What needs to be done: Omit images. Retype all entries verbatim.

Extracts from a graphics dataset
<<<<
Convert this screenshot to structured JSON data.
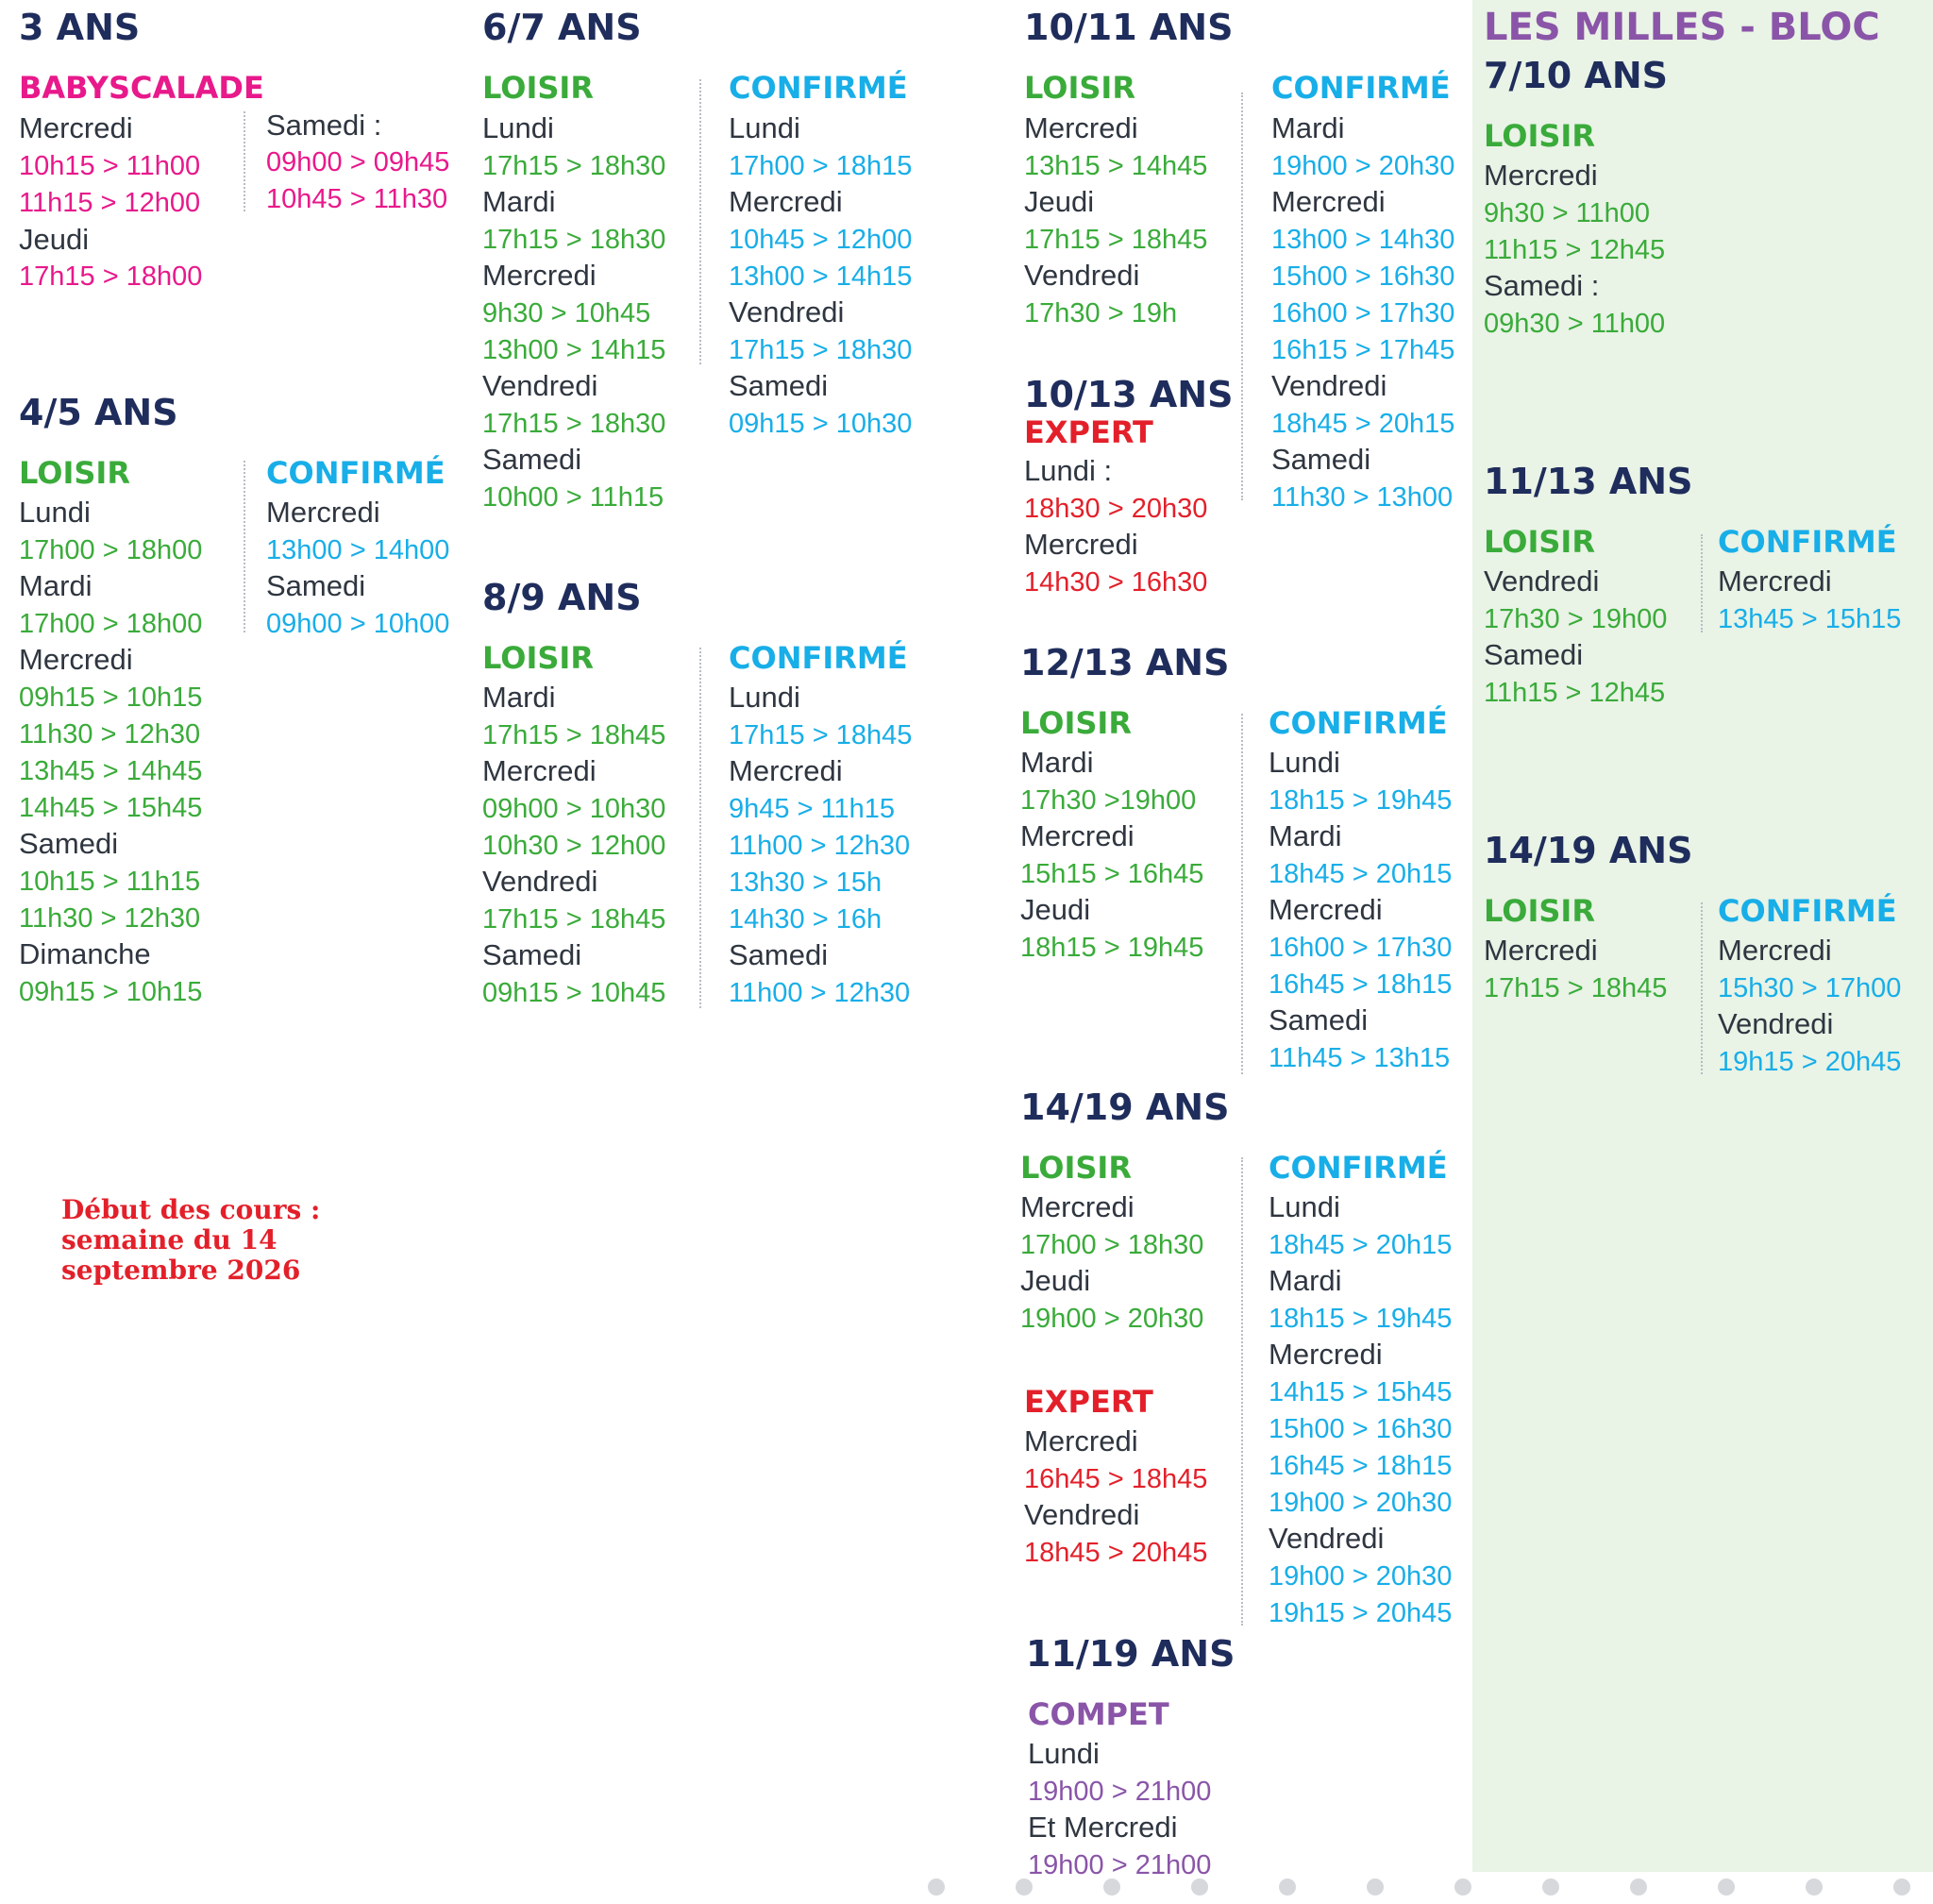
{
  "colors": {
    "heading": "#1f2d5c",
    "loisir": "#3aab3a",
    "confirme": "#18aee8",
    "baby": "#e8198b",
    "expert": "#e3202a",
    "compet": "#8a55a8",
    "day": "#2f3640",
    "bloc_bg": "#e9f3e6"
  },
  "col1": {
    "ans3": {
      "heading": "3 ANS",
      "babyscalade": "BABYSCALADE",
      "a_day1": "Mercredi",
      "a_t1": "10h15  > 11h00",
      "a_t2": "11h15  > 12h00",
      "a_day2": "Jeudi",
      "a_t3": "17h15 > 18h00",
      "b_day1": "Samedi :",
      "b_t1": "09h00 > 09h45",
      "b_t2": "10h45 > 11h30"
    },
    "ans45": {
      "heading": "4/5 ANS",
      "loisir": "LOISIR",
      "l_day1": "Lundi",
      "l_t1": "17h00 > 18h00",
      "l_day2": "Mardi",
      "l_t2": "17h00 > 18h00",
      "l_day3": "Mercredi",
      "l_t3": "09h15 > 10h15",
      "l_t4": "11h30 > 12h30",
      "l_t5": "13h45 > 14h45",
      "l_t6": "14h45 > 15h45",
      "l_day4": "Samedi",
      "l_t7": "10h15 > 11h15",
      "l_t8": "11h30 > 12h30",
      "l_day5": "Dimanche",
      "l_t9": "09h15 > 10h15",
      "confirme": "CONFIRMÉ",
      "c_day1": "Mercredi",
      "c_t1": "13h00 > 14h00",
      "c_day2": "Samedi",
      "c_t2": "09h00 > 10h00"
    },
    "note": {
      "line1": "Début des cours :",
      "line2": "semaine du 14",
      "line3": "septembre 2026"
    }
  },
  "col2": {
    "ans67": {
      "heading": "6/7 ANS",
      "loisir": "LOISIR",
      "l_day1": "Lundi",
      "l_t1": "17h15 > 18h30",
      "l_day2": "Mardi",
      "l_t2": "17h15 > 18h30",
      "l_day3": "Mercredi",
      "l_t3": "9h30 > 10h45",
      "l_t4": "13h00 > 14h15",
      "l_day4": "Vendredi",
      "l_t5": "17h15 > 18h30",
      "l_day5": "Samedi",
      "l_t6": "10h00 > 11h15",
      "confirme": "CONFIRMÉ",
      "c_day1": "Lundi",
      "c_t1": "17h00 > 18h15",
      "c_day2": "Mercredi",
      "c_t2": "10h45 > 12h00",
      "c_t3": "13h00 > 14h15",
      "c_day3": "Vendredi",
      "c_t4": "17h15 > 18h30",
      "c_day4": "Samedi",
      "c_t5": "09h15 > 10h30"
    },
    "ans89": {
      "heading": "8/9 ANS",
      "loisir": "LOISIR",
      "l_day1": "Mardi",
      "l_t1": "17h15 > 18h45",
      "l_day2": "Mercredi",
      "l_t2": "09h00 > 10h30",
      "l_t3": "10h30 > 12h00",
      "l_day3": "Vendredi",
      "l_t4": "17h15 > 18h45",
      "l_day4": "Samedi",
      "l_t5": "09h15 > 10h45",
      "confirme": "CONFIRMÉ",
      "c_day1": "Lundi",
      "c_t1": "17h15 > 18h45",
      "c_day2": "Mercredi",
      "c_t2": "9h45 > 11h15",
      "c_t3": "11h00 > 12h30",
      "c_t4": "13h30 > 15h",
      "c_t5": "14h30 > 16h",
      "c_day3": "Samedi",
      "c_t6": "11h00 > 12h30"
    }
  },
  "col3": {
    "ans1011": {
      "heading": "10/11 ANS",
      "loisir": "LOISIR",
      "l_day1": "Mercredi",
      "l_t1": "13h15 > 14h45",
      "l_day2": "Jeudi",
      "l_t2": "17h15 > 18h45",
      "l_day3": "Vendredi",
      "l_t3": "17h30 > 19h",
      "confirme": "CONFIRMÉ",
      "c_day1": "Mardi",
      "c_t1": "19h00 > 20h30",
      "c_day2": "Mercredi",
      "c_t2": "13h00 > 14h30",
      "c_t3": "15h00 > 16h30",
      "c_t4": "16h00 > 17h30",
      "c_t5": "16h15 > 17h45",
      "c_day3": "Vendredi",
      "c_t6": "18h45 > 20h15",
      "c_day4": "Samedi",
      "c_t7": "11h30 > 13h00"
    },
    "ans1013": {
      "heading": "10/13 ANS",
      "expert": "EXPERT",
      "e_day1": "Lundi :",
      "e_t1": "18h30 > 20h30",
      "e_day2": "Mercredi",
      "e_t2": "14h30 > 16h30"
    },
    "ans1213": {
      "heading": "12/13 ANS",
      "loisir": "LOISIR",
      "l_day1": "Mardi",
      "l_t1": "17h30 >19h00",
      "l_day2": "Mercredi",
      "l_t2": "15h15 > 16h45",
      "l_day3": "Jeudi",
      "l_t3": "18h15 > 19h45",
      "confirme": "CONFIRMÉ",
      "c_day1": "Lundi",
      "c_t1": "18h15 > 19h45",
      "c_day2": "Mardi",
      "c_t2": "18h45 > 20h15",
      "c_day3": "Mercredi",
      "c_t3": "16h00 > 17h30",
      "c_t4": "16h45 > 18h15",
      "c_day4": "Samedi",
      "c_t5": "11h45 > 13h15"
    },
    "ans1419": {
      "heading": "14/19 ANS",
      "loisir": "LOISIR",
      "l_day1": "Mercredi",
      "l_t1": "17h00 > 18h30",
      "l_day2": "Jeudi",
      "l_t2": "19h00 > 20h30",
      "expert": "EXPERT",
      "e_day1": "Mercredi",
      "e_t1": "16h45 > 18h45",
      "e_day2": "Vendredi",
      "e_t2": "18h45 > 20h45",
      "confirme": "CONFIRMÉ",
      "c_day1": "Lundi",
      "c_t1": "18h45 > 20h15",
      "c_day2": "Mardi",
      "c_t2": "18h15 > 19h45",
      "c_day3": "Mercredi",
      "c_t3": "14h15 > 15h45",
      "c_t4": "15h00 > 16h30",
      "c_t5": "16h45 > 18h15",
      "c_t6": "19h00 > 20h30",
      "c_day4": "Vendredi",
      "c_t7": "19h00 > 20h30",
      "c_t8": "19h15 > 20h45"
    },
    "ans1119": {
      "heading": "11/19 ANS",
      "compet": "COMPET",
      "day1": "Lundi",
      "t1": "19h00 > 21h00",
      "day2": "Et Mercredi",
      "t2": "19h00 > 21h00"
    }
  },
  "bloc": {
    "title": "LES MILLES - BLOC",
    "ans710": {
      "heading": "7/10 ANS",
      "loisir": "LOISIR",
      "l_day1": "Mercredi",
      "l_t1": "9h30 > 11h00",
      "l_t2": "11h15 > 12h45",
      "l_day2": "Samedi :",
      "l_t3": "09h30 > 11h00"
    },
    "ans1113": {
      "heading": "11/13 ANS",
      "loisir": "LOISIR",
      "l_day1": "Vendredi",
      "l_t1": "17h30 > 19h00",
      "l_day2": "Samedi",
      "l_t2": "11h15 > 12h45",
      "confirme": "CONFIRMÉ",
      "c_day1": "Mercredi",
      "c_t1": "13h45 > 15h15"
    },
    "ans1419": {
      "heading": "14/19 ANS",
      "loisir": "LOISIR",
      "l_day1": "Mercredi",
      "l_t1": "17h15 > 18h45",
      "confirme": "CONFIRMÉ",
      "c_day1": "Mercredi",
      "c_t1": "15h30 > 17h00",
      "c_day2": "Vendredi",
      "c_t2": "19h15 > 20h45"
    }
  }
}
>>>>
In response:
Convert this screenshot to structured JSON data.
{
  "colors": {
    "heading": "#1f2d5c",
    "loisir": "#3aab3a",
    "confirme": "#18aee8",
    "baby": "#e8198b",
    "expert": "#e3202a",
    "compet": "#8a55a8",
    "day": "#2f3640",
    "bloc_bg": "#e9f3e6"
  },
  "col1": {
    "ans3": {
      "heading": "3 ANS",
      "babyscalade": "BABYSCALADE",
      "a_day1": "Mercredi",
      "a_t1": "10h15  > 11h00",
      "a_t2": "11h15  > 12h00",
      "a_day2": "Jeudi",
      "a_t3": "17h15 > 18h00",
      "b_day1": "Samedi :",
      "b_t1": "09h00 > 09h45",
      "b_t2": "10h45 > 11h30"
    },
    "ans45": {
      "heading": "4/5 ANS",
      "loisir": "LOISIR",
      "l_day1": "Lundi",
      "l_t1": "17h00 > 18h00",
      "l_day2": "Mardi",
      "l_t2": "17h00 > 18h00",
      "l_day3": "Mercredi",
      "l_t3": "09h15 > 10h15",
      "l_t4": "11h30 > 12h30",
      "l_t5": "13h45 > 14h45",
      "l_t6": "14h45 > 15h45",
      "l_day4": "Samedi",
      "l_t7": "10h15 > 11h15",
      "l_t8": "11h30 > 12h30",
      "l_day5": "Dimanche",
      "l_t9": "09h15 > 10h15",
      "confirme": "CONFIRMÉ",
      "c_day1": "Mercredi",
      "c_t1": "13h00 > 14h00",
      "c_day2": "Samedi",
      "c_t2": "09h00 > 10h00"
    },
    "note": {
      "line1": "Début des cours :",
      "line2": "semaine du 14",
      "line3": "septembre 2026"
    }
  },
  "col2": {
    "ans67": {
      "heading": "6/7 ANS",
      "loisir": "LOISIR",
      "l_day1": "Lundi",
      "l_t1": "17h15 > 18h30",
      "l_day2": "Mardi",
      "l_t2": "17h15 > 18h30",
      "l_day3": "Mercredi",
      "l_t3": "9h30 > 10h45",
      "l_t4": "13h00 > 14h15",
      "l_day4": "Vendredi",
      "l_t5": "17h15 > 18h30",
      "l_day5": "Samedi",
      "l_t6": "10h00 > 11h15",
      "confirme": "CONFIRMÉ",
      "c_day1": "Lundi",
      "c_t1": "17h00 > 18h15",
      "c_day2": "Mercredi",
      "c_t2": "10h45 > 12h00",
      "c_t3": "13h00 > 14h15",
      "c_day3": "Vendredi",
      "c_t4": "17h15 > 18h30",
      "c_day4": "Samedi",
      "c_t5": "09h15 > 10h30"
    },
    "ans89": {
      "heading": "8/9 ANS",
      "loisir": "LOISIR",
      "l_day1": "Mardi",
      "l_t1": "17h15 > 18h45",
      "l_day2": "Mercredi",
      "l_t2": "09h00 > 10h30",
      "l_t3": "10h30 > 12h00",
      "l_day3": "Vendredi",
      "l_t4": "17h15 > 18h45",
      "l_day4": "Samedi",
      "l_t5": "09h15 > 10h45",
      "confirme": "CONFIRMÉ",
      "c_day1": "Lundi",
      "c_t1": "17h15 > 18h45",
      "c_day2": "Mercredi",
      "c_t2": "9h45 > 11h15",
      "c_t3": "11h00 > 12h30",
      "c_t4": "13h30 > 15h",
      "c_t5": "14h30 > 16h",
      "c_day3": "Samedi",
      "c_t6": "11h00 > 12h30"
    }
  },
  "col3": {
    "ans1011": {
      "heading": "10/11 ANS",
      "loisir": "LOISIR",
      "l_day1": "Mercredi",
      "l_t1": "13h15 > 14h45",
      "l_day2": "Jeudi",
      "l_t2": "17h15 > 18h45",
      "l_day3": "Vendredi",
      "l_t3": "17h30 > 19h",
      "confirme": "CONFIRMÉ",
      "c_day1": "Mardi",
      "c_t1": "19h00 > 20h30",
      "c_day2": "Mercredi",
      "c_t2": "13h00 > 14h30",
      "c_t3": "15h00 > 16h30",
      "c_t4": "16h00 > 17h30",
      "c_t5": "16h15 > 17h45",
      "c_day3": "Vendredi",
      "c_t6": "18h45 > 20h15",
      "c_day4": "Samedi",
      "c_t7": "11h30 > 13h00"
    },
    "ans1013": {
      "heading": "10/13 ANS",
      "expert": "EXPERT",
      "e_day1": "Lundi :",
      "e_t1": "18h30 > 20h30",
      "e_day2": "Mercredi",
      "e_t2": "14h30 > 16h30"
    },
    "ans1213": {
      "heading": "12/13 ANS",
      "loisir": "LOISIR",
      "l_day1": "Mardi",
      "l_t1": "17h30 >19h00",
      "l_day2": "Mercredi",
      "l_t2": "15h15 > 16h45",
      "l_day3": "Jeudi",
      "l_t3": "18h15 > 19h45",
      "confirme": "CONFIRMÉ",
      "c_day1": "Lundi",
      "c_t1": "18h15 > 19h45",
      "c_day2": "Mardi",
      "c_t2": "18h45 > 20h15",
      "c_day3": "Mercredi",
      "c_t3": "16h00 > 17h30",
      "c_t4": "16h45 > 18h15",
      "c_day4": "Samedi",
      "c_t5": "11h45 > 13h15"
    },
    "ans1419": {
      "heading": "14/19 ANS",
      "loisir": "LOISIR",
      "l_day1": "Mercredi",
      "l_t1": "17h00 > 18h30",
      "l_day2": "Jeudi",
      "l_t2": "19h00 > 20h30",
      "expert": "EXPERT",
      "e_day1": "Mercredi",
      "e_t1": "16h45 > 18h45",
      "e_day2": "Vendredi",
      "e_t2": "18h45 > 20h45",
      "confirme": "CONFIRMÉ",
      "c_day1": "Lundi",
      "c_t1": "18h45 > 20h15",
      "c_day2": "Mardi",
      "c_t2": "18h15 > 19h45",
      "c_day3": "Mercredi",
      "c_t3": "14h15 > 15h45",
      "c_t4": "15h00 > 16h30",
      "c_t5": "16h45 > 18h15",
      "c_t6": "19h00 > 20h30",
      "c_day4": "Vendredi",
      "c_t7": "19h00 > 20h30",
      "c_t8": "19h15 > 20h45"
    },
    "ans1119": {
      "heading": "11/19 ANS",
      "compet": "COMPET",
      "day1": "Lundi",
      "t1": "19h00 > 21h00",
      "day2": "Et Mercredi",
      "t2": "19h00 > 21h00"
    }
  },
  "bloc": {
    "title": "LES MILLES - BLOC",
    "ans710": {
      "heading": "7/10 ANS",
      "loisir": "LOISIR",
      "l_day1": "Mercredi",
      "l_t1": "9h30 > 11h00",
      "l_t2": "11h15 > 12h45",
      "l_day2": "Samedi :",
      "l_t3": "09h30 > 11h00"
    },
    "ans1113": {
      "heading": "11/13 ANS",
      "loisir": "LOISIR",
      "l_day1": "Vendredi",
      "l_t1": "17h30 > 19h00",
      "l_day2": "Samedi",
      "l_t2": "11h15 > 12h45",
      "confirme": "CONFIRMÉ",
      "c_day1": "Mercredi",
      "c_t1": "13h45 > 15h15"
    },
    "ans1419": {
      "heading": "14/19 ANS",
      "loisir": "LOISIR",
      "l_day1": "Mercredi",
      "l_t1": "17h15 > 18h45",
      "confirme": "CONFIRMÉ",
      "c_day1": "Mercredi",
      "c_t1": "15h30 > 17h00",
      "c_day2": "Vendredi",
      "c_t2": "19h15 > 20h45"
    }
  }
}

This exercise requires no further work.